(Raw records)

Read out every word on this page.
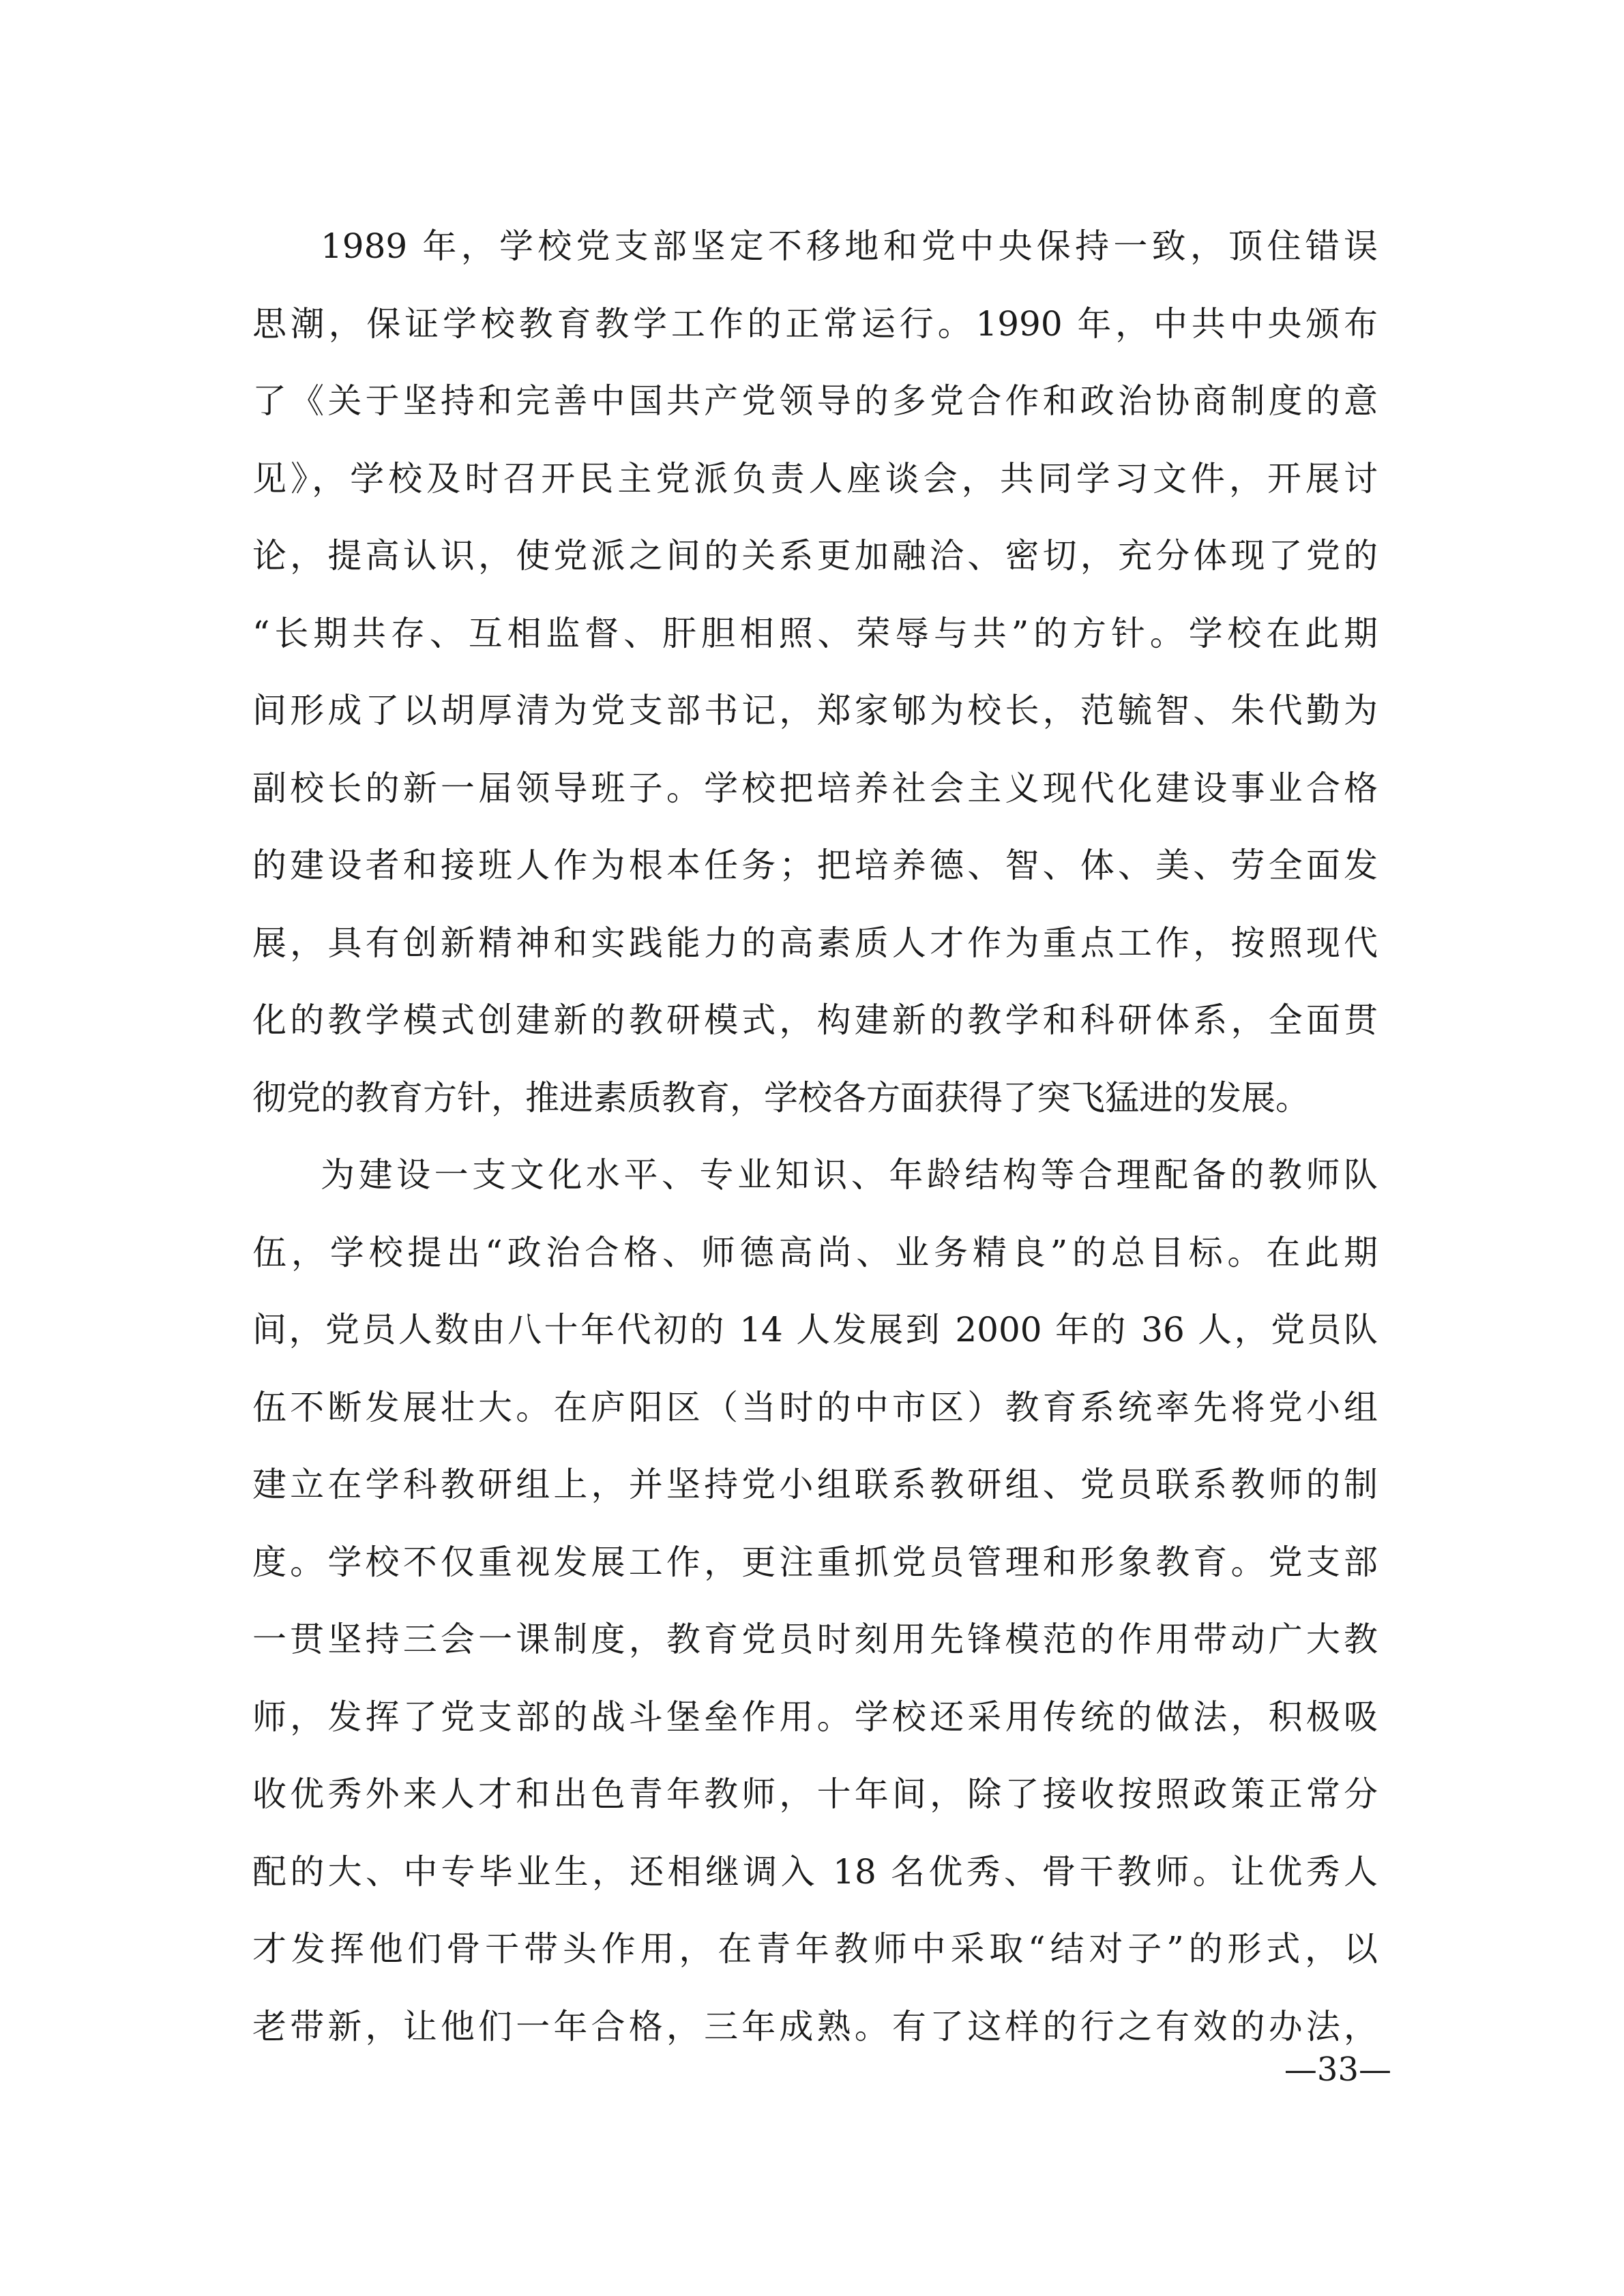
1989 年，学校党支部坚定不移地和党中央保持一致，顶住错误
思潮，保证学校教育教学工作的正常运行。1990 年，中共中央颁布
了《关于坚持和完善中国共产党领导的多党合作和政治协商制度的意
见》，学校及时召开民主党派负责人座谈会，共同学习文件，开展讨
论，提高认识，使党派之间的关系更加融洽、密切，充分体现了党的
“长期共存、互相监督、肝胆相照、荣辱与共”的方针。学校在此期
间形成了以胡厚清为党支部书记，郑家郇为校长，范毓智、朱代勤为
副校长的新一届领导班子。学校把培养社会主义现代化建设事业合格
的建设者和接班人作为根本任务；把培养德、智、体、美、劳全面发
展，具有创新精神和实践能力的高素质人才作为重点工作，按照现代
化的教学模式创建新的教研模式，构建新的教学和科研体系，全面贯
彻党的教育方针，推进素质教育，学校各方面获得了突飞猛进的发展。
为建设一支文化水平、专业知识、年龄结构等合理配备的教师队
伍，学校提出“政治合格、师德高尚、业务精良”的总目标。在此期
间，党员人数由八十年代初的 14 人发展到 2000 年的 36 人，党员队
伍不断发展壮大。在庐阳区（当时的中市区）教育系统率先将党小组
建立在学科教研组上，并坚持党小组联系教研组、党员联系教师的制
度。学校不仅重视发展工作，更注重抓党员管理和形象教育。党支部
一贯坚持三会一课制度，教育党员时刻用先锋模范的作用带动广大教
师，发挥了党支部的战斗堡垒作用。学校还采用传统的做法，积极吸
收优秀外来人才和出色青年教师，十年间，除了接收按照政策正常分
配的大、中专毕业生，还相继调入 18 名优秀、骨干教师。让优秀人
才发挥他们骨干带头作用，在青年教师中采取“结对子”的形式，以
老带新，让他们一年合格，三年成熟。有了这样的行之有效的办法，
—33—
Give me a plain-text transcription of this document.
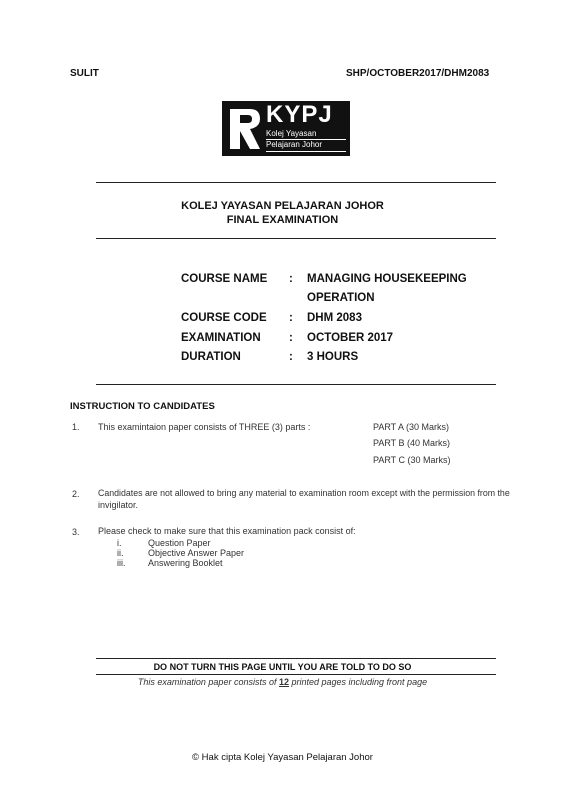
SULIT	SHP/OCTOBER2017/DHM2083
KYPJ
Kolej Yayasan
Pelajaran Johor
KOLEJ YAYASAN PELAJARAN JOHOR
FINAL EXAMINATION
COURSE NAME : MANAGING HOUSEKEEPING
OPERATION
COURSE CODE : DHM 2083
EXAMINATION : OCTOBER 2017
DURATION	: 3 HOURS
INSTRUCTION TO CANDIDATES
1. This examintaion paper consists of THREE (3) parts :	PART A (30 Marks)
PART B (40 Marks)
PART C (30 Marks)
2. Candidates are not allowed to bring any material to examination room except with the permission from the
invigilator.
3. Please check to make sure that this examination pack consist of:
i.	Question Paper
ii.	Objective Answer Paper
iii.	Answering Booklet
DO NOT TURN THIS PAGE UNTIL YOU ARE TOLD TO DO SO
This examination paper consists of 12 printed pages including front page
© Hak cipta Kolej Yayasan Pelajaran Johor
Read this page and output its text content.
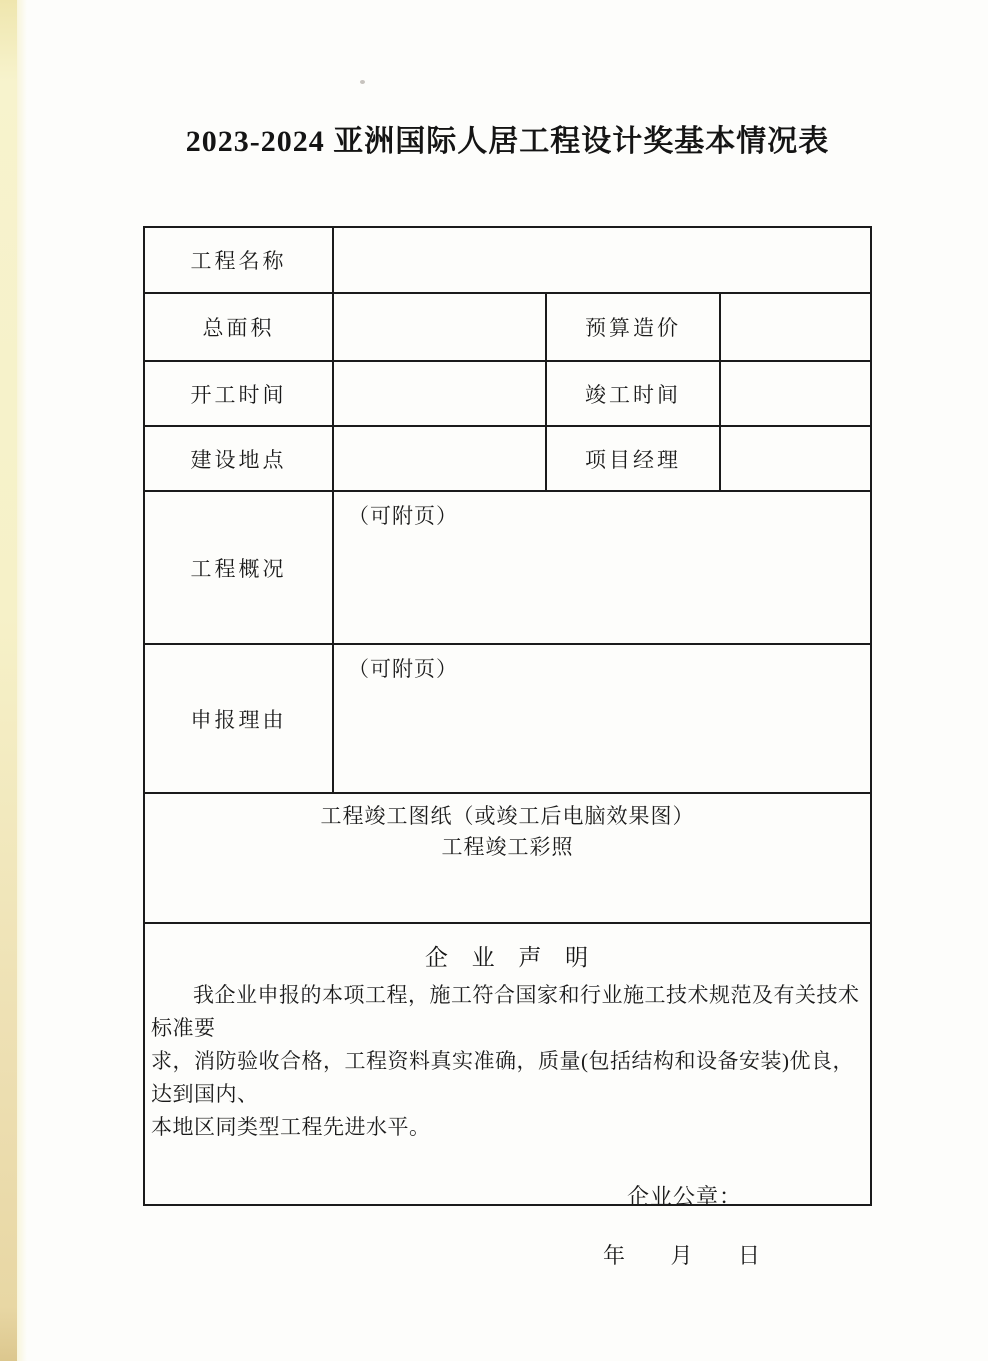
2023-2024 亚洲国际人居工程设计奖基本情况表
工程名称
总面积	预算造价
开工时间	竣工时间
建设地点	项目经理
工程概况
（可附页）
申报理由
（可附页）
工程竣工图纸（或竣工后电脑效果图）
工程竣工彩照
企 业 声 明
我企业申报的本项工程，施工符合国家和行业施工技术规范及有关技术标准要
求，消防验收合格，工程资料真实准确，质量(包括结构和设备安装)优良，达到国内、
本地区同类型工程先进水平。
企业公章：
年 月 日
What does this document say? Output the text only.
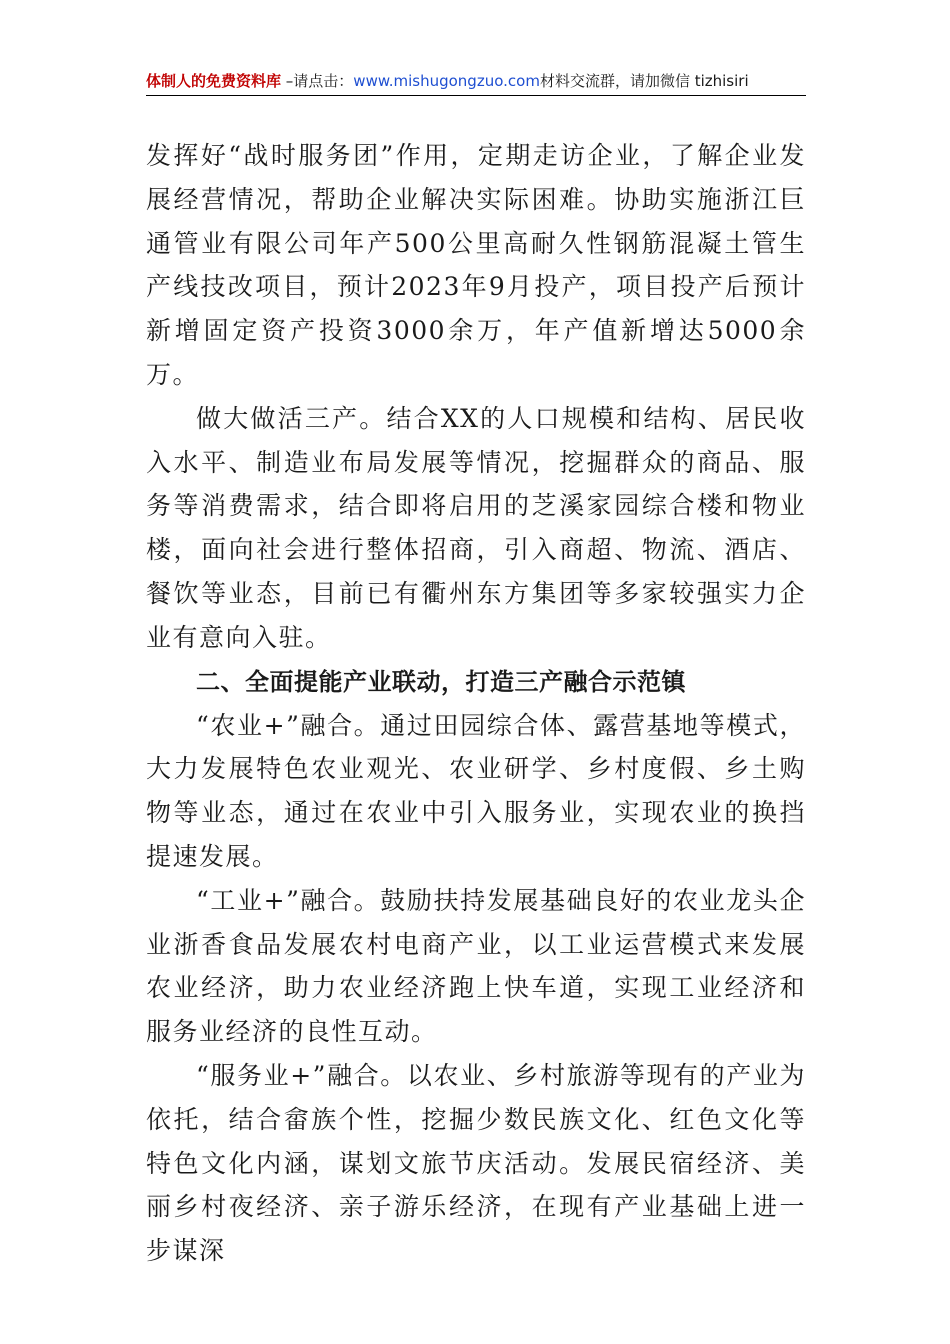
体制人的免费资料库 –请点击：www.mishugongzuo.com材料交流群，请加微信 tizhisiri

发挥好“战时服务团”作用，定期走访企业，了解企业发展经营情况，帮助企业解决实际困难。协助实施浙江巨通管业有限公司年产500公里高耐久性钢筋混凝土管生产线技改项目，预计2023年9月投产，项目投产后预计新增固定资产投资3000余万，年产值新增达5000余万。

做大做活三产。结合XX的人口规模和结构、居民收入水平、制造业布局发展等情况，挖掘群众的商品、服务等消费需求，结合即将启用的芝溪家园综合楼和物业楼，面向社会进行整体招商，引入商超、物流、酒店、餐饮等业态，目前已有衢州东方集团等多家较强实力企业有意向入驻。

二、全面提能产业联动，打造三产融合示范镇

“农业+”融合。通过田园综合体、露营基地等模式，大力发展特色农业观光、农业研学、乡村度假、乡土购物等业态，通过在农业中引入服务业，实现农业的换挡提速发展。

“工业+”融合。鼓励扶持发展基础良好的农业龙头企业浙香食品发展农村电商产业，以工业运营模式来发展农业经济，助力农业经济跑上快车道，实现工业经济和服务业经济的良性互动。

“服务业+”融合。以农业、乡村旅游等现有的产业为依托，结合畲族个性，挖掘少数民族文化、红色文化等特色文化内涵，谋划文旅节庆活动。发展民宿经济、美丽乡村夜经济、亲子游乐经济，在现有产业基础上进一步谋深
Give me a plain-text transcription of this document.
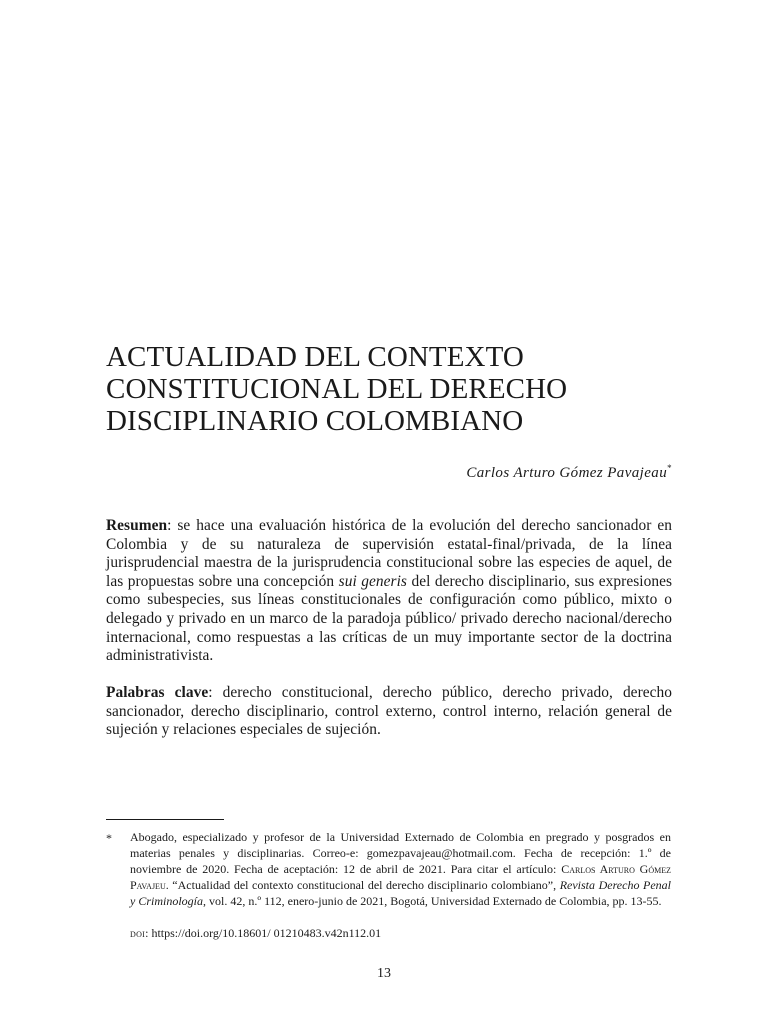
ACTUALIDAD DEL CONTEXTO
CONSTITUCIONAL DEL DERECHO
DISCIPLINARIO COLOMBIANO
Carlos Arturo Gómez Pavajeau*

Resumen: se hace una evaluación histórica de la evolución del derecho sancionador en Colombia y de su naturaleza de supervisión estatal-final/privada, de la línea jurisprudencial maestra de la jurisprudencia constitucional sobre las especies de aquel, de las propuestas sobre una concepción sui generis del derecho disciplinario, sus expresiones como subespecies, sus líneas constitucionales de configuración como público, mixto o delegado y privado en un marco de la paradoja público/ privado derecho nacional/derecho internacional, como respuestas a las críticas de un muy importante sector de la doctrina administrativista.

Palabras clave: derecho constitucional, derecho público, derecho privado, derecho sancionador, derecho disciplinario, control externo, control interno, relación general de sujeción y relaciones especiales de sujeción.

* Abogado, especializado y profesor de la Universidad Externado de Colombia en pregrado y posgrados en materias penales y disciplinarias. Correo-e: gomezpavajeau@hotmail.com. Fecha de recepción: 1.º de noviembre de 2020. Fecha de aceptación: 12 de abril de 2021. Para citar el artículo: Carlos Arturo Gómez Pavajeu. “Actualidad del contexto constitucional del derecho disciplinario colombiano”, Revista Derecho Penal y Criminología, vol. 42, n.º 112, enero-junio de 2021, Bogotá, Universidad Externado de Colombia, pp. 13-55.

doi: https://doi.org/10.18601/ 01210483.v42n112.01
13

**GOAL**
Pick out, from the lines above, every one that contains the string "Arturo".

**TASK OUTPUT**
Carlos Arturo Gómez Pavajeau*
* Abogado, especializado y profesor de la Universidad Externado de Colombia en pregrado y posgrados en materias penales y disciplinarias. Correo-e: gomezpavajeau@hotmail.com. Fecha de recepción: 1.º de noviembre de 2020. Fecha de aceptación: 12 de abril de 2021. Para citar el artículo: Carlos Arturo Gómez Pavajeu. “Actualidad del contexto constitucional del derecho disciplinario colombiano”, Revista Derecho Penal y Criminología, vol. 42, n.º 112, enero-junio de 2021, Bogotá, Universidad Externado de Colombia, pp. 13-55.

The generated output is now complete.